Start of EXCERPT TO READ

Sunday, November 13, 2011

Almost time

As I expected, my Nenek is now on feeding tube.
She was admitted last few days, and just been discharged yesterday (Saturday).
Doctor said nothing much can be done.
She's getting worst.
And her organ begin shutting down, one by one :(

How scary right?
In 2 3 months, the cancerous cells had spread that fast.
Sadly, the specialist cannot find the first degree of it.
They said it's either her pelvic or somewhere else.
I don't know.

And she's now at home, in her room, monitored by my Aunts and cousins.
Mom said she's no more on the oxygen supply as she's on the feeding tube now.
Her condition is toooooooooo serious, that Mom said she'll be off to Sibu on Monday after sending my lil sis off for her first day of SPM.
I even overheard Mom talking to Cik about the food given through feeding tube cannot pass half the tube, meaning, her stomach cannot digest the food or something.
Hmmmm.

I guess it is no good for me to be crying.
Better recite Yassin right?
I don't want negative thoughts and vibes sent to her.
It's not helping her.
She should be given the strength, to at least ease her.

I actually dah tak tau nak react macam mana.
It's confusing you know.
Part of me hopes that she'll go soon, because I cannot stand seeing her suffer like that.
But another part of me still hoping for some miracle, for her to recover and be like before.
But it's all Allah's work.
Ajal maut dah tetap. Tak lambat sesaat, tak cepat sesaat.
Aku cuma mampu berdoa dipermudahkan urusan Nenek ku.
If she goes, she wont be suffering anymore.
But I'll suffer of missing her.
See?
Aku dah cakap, confusing lah these feelings I have right now.

In fact masa aku tengah type nih, aku rasa kosong.
Otak tak dapat nak fikir sangat.
Kecuali nak luah dekat cnih.
Ada rasa nak nangis, tapi masa yang sama ada rasa yang kuat yang tahan diri aku daripada menangis.
It's quite annoying lah perasaan nih.

Aku ada satu sikap buruk nih, pada padangan aku lah buruk tuh.
Aku kalau orang terdekat aku nazak macam Nenek sekarang nih, mula-mula dapat berita aku akan nangis and sedih gila-gila.
But after I went to see her, I am relieved. At least I know how she's doing, her condition.
Then, when I heard the news she's getting worst, I lost.
Blur entah ke mana menghilang pemikiran aku.
Aku tak rasa apa. Kosong.
Tapi if she goes, I know if I get to see her lying dead, unconscious, then, I will start crying so hard and so bad I couldn't stop.
That's me.
Orang cakap, I am living the moment.
Masa tuh baru aku rasa semua perasaan.
Sekarang aku masih kosong.
Help me.

Nenek is a ticking time bomb now.
Oh my, how I wish Kuching and Sibu is a walking distance.

Friends and families out there, and whoever is reading this, if you are a Muslim, please recite Yassin for her.

This is her. This year's Hari Raya Aidilfitri. Nenek with her cute lil bag, that she brought around anywhere coz the angpaus in there :) I miss talking to her :(

Pray for her ease. Pray that Allah gives her strength, simplified everything for her.
Hajjah Ramsah Binti Abd. Hamid.
That's my beloved Nenek.



Ya Allah, permudahkanlah urusan Nenek ku. Amin.

End of EXCERPT TO READ
Start of DATA EXTRACT

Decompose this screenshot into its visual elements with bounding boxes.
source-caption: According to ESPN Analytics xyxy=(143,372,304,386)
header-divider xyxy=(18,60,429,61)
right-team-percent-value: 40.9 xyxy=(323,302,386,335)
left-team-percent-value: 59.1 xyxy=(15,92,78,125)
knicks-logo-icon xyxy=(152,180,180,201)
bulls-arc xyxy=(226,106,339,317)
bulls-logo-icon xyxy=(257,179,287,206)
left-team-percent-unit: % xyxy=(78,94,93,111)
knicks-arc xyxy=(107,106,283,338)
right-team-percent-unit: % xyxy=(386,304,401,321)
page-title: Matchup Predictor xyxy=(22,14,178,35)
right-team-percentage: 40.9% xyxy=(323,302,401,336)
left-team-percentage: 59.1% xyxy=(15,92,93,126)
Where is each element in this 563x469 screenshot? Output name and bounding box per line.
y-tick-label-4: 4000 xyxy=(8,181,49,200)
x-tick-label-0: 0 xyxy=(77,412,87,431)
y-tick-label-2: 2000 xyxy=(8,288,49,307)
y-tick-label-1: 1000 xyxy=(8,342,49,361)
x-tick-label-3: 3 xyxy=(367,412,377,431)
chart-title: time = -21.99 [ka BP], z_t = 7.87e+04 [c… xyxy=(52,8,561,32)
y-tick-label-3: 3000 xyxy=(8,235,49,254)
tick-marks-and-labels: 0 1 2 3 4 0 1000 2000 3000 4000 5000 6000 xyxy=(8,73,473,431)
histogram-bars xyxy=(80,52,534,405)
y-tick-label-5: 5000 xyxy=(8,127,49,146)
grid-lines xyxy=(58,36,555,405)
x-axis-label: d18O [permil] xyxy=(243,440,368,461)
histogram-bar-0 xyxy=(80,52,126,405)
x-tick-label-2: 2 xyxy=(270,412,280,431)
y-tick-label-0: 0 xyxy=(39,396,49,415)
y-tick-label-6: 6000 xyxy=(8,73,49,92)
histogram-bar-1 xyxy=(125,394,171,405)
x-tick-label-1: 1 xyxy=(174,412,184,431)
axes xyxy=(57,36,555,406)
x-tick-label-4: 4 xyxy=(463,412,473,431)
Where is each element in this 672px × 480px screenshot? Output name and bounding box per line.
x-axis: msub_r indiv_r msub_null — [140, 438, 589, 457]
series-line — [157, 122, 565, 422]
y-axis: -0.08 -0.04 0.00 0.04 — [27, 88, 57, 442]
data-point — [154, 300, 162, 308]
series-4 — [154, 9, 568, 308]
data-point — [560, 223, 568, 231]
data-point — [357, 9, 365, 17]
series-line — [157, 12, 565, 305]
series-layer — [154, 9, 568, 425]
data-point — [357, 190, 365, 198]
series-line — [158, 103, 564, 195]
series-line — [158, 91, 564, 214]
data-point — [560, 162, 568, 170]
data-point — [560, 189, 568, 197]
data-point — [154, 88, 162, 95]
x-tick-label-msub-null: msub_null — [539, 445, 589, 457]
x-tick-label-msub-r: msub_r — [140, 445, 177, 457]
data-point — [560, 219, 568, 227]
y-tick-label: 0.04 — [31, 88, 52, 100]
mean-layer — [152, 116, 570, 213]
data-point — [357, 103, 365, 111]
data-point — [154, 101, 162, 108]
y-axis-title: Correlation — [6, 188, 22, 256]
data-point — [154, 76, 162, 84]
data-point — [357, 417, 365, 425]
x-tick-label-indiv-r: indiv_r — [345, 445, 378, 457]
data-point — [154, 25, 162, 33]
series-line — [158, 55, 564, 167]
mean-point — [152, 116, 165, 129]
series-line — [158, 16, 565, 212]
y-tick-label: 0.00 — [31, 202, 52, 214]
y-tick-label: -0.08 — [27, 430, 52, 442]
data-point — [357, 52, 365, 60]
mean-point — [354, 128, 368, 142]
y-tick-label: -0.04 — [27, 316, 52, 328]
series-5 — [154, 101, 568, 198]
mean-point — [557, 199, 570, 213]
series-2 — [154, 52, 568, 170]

End of DATA EXTRACT

SET OF TASKS:
a. Answer these questions about the blog post:
(i) On what day was Nenek discharged?
(ii) Which two places does the writer wish were within walking distance?
(iii) What full name does the writer give for Nenek?
b. Transcribe everything in the blog post from "But I'll suffer" down to "aku daripada menangis.".
Rely on the blog post alone, not on the dataset excerpts, for every answer.

TASK RESULTS:
a.
(i) Saturday
(ii) Kuching and Sibu
(iii) Hajjah Ramsah Binti Abd. Hamid

b.
But I'll suffer of missing her.
See?
Aku dah cakap, confusing lah these feelings I have right now.

In fact masa aku tengah type nih, aku rasa kosong.
Otak tak dapat nak fikir sangat.
Kecuali nak luah dekat cnih.
Ada rasa nak nangis, tapi masa yang sama ada rasa yang kuat yang tahan diri aku daripada menangis.